### AIM:
Write out again only the lines running from the one that contains "Transcribe this image's" to the end of the records below, including both the first and the last.

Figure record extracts
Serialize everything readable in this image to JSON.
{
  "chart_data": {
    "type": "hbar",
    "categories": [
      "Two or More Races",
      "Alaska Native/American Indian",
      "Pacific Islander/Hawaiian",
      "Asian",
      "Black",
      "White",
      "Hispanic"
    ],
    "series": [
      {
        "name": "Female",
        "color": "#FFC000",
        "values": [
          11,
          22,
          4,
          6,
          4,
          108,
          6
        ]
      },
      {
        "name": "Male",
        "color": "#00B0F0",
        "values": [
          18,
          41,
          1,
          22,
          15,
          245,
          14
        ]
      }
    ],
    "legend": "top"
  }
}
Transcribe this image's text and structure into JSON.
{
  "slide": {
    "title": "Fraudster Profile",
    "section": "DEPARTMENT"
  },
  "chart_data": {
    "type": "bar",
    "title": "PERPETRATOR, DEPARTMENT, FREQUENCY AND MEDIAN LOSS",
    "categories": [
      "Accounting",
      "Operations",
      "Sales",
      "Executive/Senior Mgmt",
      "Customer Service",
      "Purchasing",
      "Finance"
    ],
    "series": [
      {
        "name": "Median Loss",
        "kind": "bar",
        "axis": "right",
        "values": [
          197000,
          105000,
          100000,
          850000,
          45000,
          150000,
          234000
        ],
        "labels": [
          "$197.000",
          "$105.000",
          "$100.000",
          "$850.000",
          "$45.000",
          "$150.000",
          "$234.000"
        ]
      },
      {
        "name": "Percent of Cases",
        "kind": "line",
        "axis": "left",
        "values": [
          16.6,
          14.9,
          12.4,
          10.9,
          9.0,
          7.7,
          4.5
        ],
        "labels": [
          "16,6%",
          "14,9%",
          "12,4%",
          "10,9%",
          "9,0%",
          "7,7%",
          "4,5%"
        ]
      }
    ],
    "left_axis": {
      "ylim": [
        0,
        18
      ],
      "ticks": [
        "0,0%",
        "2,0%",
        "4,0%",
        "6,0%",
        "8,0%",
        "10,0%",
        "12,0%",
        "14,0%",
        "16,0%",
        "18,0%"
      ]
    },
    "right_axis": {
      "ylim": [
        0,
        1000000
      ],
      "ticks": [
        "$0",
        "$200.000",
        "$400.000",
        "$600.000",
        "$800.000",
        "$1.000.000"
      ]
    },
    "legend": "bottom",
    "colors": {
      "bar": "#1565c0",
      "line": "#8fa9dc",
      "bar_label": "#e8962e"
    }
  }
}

### RESULT OF THE EXERCISE:
Transcribe this image's text and structure into JSON.
{
  "slide": {
    "title": "Fraudster Profile",
    "section": "DEPARTMENT"
  },
  "chart_data": {
    "type": "bar",
    "title": "PERPETRATOR, DEPARTMENT, FREQUENCY AND MEDIAN LOSS",
    "categories": [
      "Accounting",
      "Operations",
      "Sales",
      "Executive/Senior Mgmt",
      "Customer Service",
      "Purchasing",
      "Finance"
    ],
    "series": [
      {
        "name": "Median Loss",
        "kind": "bar",
        "axis": "right",
        "values": [
          197000,
          105000,
          100000,
          850000,
          45000,
          150000,
          234000
        ],
        "labels": [
          "$197.000",
          "$105.000",
          "$100.000",
          "$850.000",
          "$45.000",
          "$150.000",
          "$234.000"
        ]
      },
      {
        "name": "Percent of Cases",
        "kind": "line",
        "axis": "left",
        "values": [
          16.6,
          14.9,
          12.4,
          10.9,
          9.0,
          7.7,
          4.5
        ],
        "labels": [
          "16,6%",
          "14,9%",
          "12,4%",
          "10,9%",
          "9,0%",
          "7,7%",
          "4,5%"
        ]
      }
    ],
    "left_axis": {
      "ylim": [
        0,
        18
      ],
      "ticks": [
        "0,0%",
        "2,0%",
        "4,0%",
        "6,0%",
        "8,0%",
        "10,0%",
        "12,0%",
        "14,0%",
        "16,0%",
        "18,0%"
      ]
    },
    "right_axis": {
      "ylim": [
        0,
        1000000
      ],
      "ticks": [
        "$0",
        "$200.000",
        "$400.000",
        "$600.000",
        "$800.000",
        "$1.000.000"
      ]
    },
    "legend": "bottom",
    "colors": {
      "bar": "#1565c0",
      "line": "#8fa9dc",
      "bar_label": "#e8962e"
    }
  }
}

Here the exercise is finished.